(Data entries)
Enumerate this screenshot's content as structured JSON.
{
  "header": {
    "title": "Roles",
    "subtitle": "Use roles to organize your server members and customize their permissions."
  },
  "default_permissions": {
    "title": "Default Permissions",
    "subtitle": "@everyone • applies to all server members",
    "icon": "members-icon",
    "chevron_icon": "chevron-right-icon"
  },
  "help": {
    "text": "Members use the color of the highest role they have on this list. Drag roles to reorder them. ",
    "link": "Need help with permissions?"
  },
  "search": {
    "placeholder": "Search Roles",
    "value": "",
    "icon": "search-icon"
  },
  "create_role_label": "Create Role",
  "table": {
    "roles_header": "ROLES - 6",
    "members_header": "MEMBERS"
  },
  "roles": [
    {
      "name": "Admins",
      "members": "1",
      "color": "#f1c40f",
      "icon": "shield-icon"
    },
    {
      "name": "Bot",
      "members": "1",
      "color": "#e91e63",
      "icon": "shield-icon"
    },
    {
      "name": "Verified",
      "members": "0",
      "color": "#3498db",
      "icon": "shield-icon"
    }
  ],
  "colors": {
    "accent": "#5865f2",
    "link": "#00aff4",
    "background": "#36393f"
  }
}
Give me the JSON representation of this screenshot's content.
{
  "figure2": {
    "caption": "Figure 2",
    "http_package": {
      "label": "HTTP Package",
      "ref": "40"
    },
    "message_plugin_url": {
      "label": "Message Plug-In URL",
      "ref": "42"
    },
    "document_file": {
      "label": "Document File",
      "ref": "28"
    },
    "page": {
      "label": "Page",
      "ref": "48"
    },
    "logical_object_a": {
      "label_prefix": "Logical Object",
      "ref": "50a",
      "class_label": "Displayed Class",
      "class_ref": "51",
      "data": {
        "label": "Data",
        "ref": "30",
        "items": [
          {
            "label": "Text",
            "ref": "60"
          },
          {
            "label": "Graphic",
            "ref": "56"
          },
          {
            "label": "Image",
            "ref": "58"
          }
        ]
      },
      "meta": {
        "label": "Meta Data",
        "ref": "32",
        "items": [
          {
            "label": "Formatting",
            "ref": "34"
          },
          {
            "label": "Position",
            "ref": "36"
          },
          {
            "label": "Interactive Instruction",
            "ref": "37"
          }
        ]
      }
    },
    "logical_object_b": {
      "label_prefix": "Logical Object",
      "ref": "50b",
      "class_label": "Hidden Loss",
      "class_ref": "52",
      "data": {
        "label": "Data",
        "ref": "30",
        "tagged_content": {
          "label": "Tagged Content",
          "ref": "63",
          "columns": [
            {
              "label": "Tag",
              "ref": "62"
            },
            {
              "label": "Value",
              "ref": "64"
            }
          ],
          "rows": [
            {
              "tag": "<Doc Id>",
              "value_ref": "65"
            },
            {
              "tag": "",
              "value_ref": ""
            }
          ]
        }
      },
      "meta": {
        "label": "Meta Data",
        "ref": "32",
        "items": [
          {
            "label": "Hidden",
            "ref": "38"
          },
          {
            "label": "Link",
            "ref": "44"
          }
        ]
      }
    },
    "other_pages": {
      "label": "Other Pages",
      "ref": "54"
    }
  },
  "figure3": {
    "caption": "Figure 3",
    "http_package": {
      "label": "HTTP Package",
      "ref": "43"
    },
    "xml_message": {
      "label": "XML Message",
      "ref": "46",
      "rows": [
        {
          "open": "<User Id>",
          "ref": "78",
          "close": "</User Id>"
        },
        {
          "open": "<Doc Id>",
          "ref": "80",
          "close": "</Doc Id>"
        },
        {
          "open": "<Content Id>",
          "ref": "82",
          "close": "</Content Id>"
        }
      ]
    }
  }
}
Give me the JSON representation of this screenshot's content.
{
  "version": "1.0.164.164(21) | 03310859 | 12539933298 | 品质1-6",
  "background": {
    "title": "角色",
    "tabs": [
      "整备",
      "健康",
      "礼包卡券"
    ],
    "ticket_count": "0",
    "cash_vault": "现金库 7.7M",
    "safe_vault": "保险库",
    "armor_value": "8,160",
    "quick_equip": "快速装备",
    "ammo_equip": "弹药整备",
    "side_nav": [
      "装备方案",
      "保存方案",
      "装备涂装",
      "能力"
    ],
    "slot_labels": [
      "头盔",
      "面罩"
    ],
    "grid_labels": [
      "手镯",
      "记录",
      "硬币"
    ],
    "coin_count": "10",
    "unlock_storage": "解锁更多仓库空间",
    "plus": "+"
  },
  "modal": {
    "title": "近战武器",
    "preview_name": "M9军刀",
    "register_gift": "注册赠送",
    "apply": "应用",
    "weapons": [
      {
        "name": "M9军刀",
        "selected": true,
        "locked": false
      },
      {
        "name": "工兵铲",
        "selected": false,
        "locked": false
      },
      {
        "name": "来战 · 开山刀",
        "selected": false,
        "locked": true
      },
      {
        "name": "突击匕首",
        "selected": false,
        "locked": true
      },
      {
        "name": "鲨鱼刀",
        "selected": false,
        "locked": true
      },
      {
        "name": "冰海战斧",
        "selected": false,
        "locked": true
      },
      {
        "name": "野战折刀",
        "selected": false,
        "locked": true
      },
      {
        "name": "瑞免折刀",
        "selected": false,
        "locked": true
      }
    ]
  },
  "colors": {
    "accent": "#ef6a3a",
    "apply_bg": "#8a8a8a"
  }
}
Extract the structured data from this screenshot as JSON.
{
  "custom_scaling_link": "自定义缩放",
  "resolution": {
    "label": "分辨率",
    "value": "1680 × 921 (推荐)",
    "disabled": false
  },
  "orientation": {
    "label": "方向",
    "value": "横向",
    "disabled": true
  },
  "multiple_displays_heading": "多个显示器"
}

• WHAT IS ASKED: Take the entries above and transcribe them exactly.

• THE SOLUTION:
Enumerate this screenshot's content as structured JSON.
{
  "header": {
    "title": "Roles",
    "subtitle": "Use roles to organize your server members and customize their permissions."
  },
  "default_permissions": {
    "title": "Default Permissions",
    "subtitle": "@everyone • applies to all server members",
    "icon": "members-icon",
    "chevron_icon": "chevron-right-icon"
  },
  "help": {
    "text": "Members use the color of the highest role they have on this list. Drag roles to reorder them. ",
    "link": "Need help with permissions?"
  },
  "search": {
    "placeholder": "Search Roles",
    "value": "",
    "icon": "search-icon"
  },
  "create_role_label": "Create Role",
  "table": {
    "roles_header": "ROLES - 6",
    "members_header": "MEMBERS"
  },
  "roles": [
    {
      "name": "Admins",
      "members": "1",
      "color": "#f1c40f",
      "icon": "shield-icon"
    },
    {
      "name": "Bot",
      "members": "1",
      "color": "#e91e63",
      "icon": "shield-icon"
    },
    {
      "name": "Verified",
      "members": "0",
      "color": "#3498db",
      "icon": "shield-icon"
    }
  ],
  "colors": {
    "accent": "#5865f2",
    "link": "#00aff4",
    "background": "#36393f"
  }
}
Give me the JSON representation of this screenshot's content.
{
  "figure2": {
    "caption": "Figure 2",
    "http_package": {
      "label": "HTTP Package",
      "ref": "40"
    },
    "message_plugin_url": {
      "label": "Message Plug-In URL",
      "ref": "42"
    },
    "document_file": {
      "label": "Document File",
      "ref": "28"
    },
    "page": {
      "label": "Page",
      "ref": "48"
    },
    "logical_object_a": {
      "label_prefix": "Logical Object",
      "ref": "50a",
      "class_label": "Displayed Class",
      "class_ref": "51",
      "data": {
        "label": "Data",
        "ref": "30",
        "items": [
          {
            "label": "Text",
            "ref": "60"
          },
          {
            "label": "Graphic",
            "ref": "56"
          },
          {
            "label": "Image",
            "ref": "58"
          }
        ]
      },
      "meta": {
        "label": "Meta Data",
        "ref": "32",
        "items": [
          {
            "label": "Formatting",
            "ref": "34"
          },
          {
            "label": "Position",
            "ref": "36"
          },
          {
            "label": "Interactive Instruction",
            "ref": "37"
          }
        ]
      }
    },
    "logical_object_b": {
      "label_prefix": "Logical Object",
      "ref": "50b",
      "class_label": "Hidden Loss",
      "class_ref": "52",
      "data": {
        "label": "Data",
        "ref": "30",
        "tagged_content": {
          "label": "Tagged Content",
          "ref": "63",
          "columns": [
            {
              "label": "Tag",
              "ref": "62"
            },
            {
              "label": "Value",
              "ref": "64"
            }
          ],
          "rows": [
            {
              "tag": "<Doc Id>",
              "value_ref": "65"
            },
            {
              "tag": "",
              "value_ref": ""
            }
          ]
        }
      },
      "meta": {
        "label": "Meta Data",
        "ref": "32",
        "items": [
          {
            "label": "Hidden",
            "ref": "38"
          },
          {
            "label": "Link",
            "ref": "44"
          }
        ]
      }
    },
    "other_pages": {
      "label": "Other Pages",
      "ref": "54"
    }
  },
  "figure3": {
    "caption": "Figure 3",
    "http_package": {
      "label": "HTTP Package",
      "ref": "43"
    },
    "xml_message": {
      "label": "XML Message",
      "ref": "46",
      "rows": [
        {
          "open": "<User Id>",
          "ref": "78",
          "close": "</User Id>"
        },
        {
          "open": "<Doc Id>",
          "ref": "80",
          "close": "</Doc Id>"
        },
        {
          "open": "<Content Id>",
          "ref": "82",
          "close": "</Content Id>"
        }
      ]
    }
  }
}
Give me the JSON representation of this screenshot's content.
{
  "version": "1.0.164.164(21) | 03310859 | 12539933298 | 品质1-6",
  "background": {
    "title": "角色",
    "tabs": [
      "整备",
      "健康",
      "礼包卡券"
    ],
    "ticket_count": "0",
    "cash_vault": "现金库 7.7M",
    "safe_vault": "保险库",
    "armor_value": "8,160",
    "quick_equip": "快速装备",
    "ammo_equip": "弹药整备",
    "side_nav": [
      "装备方案",
      "保存方案",
      "装备涂装",
      "能力"
    ],
    "slot_labels": [
      "头盔",
      "面罩"
    ],
    "grid_labels": [
      "手镯",
      "记录",
      "硬币"
    ],
    "coin_count": "10",
    "unlock_storage": "解锁更多仓库空间",
    "plus": "+"
  },
  "modal": {
    "title": "近战武器",
    "preview_name": "M9军刀",
    "register_gift": "注册赠送",
    "apply": "应用",
    "weapons": [
      {
        "name": "M9军刀",
        "selected": true,
        "locked": false
      },
      {
        "name": "工兵铲",
        "selected": false,
        "locked": false
      },
      {
        "name": "来战 · 开山刀",
        "selected": false,
        "locked": true
      },
      {
        "name": "突击匕首",
        "selected": false,
        "locked": true
      },
      {
        "name": "鲨鱼刀",
        "selected": false,
        "locked": true
      },
      {
        "name": "冰海战斧",
        "selected": false,
        "locked": true
      },
      {
        "name": "野战折刀",
        "selected": false,
        "locked": true
      },
      {
        "name": "瑞免折刀",
        "selected": false,
        "locked": true
      }
    ]
  },
  "colors": {
    "accent": "#ef6a3a",
    "apply_bg": "#8a8a8a"
  }
}
Extract the structured data from this screenshot as JSON.
{
  "custom_scaling_link": "自定义缩放",
  "resolution": {
    "label": "分辨率",
    "value": "1680 × 921 (推荐)",
    "disabled": false
  },
  "orientation": {
    "label": "方向",
    "value": "横向",
    "disabled": true
  },
  "multiple_displays_heading": "多个显示器"
}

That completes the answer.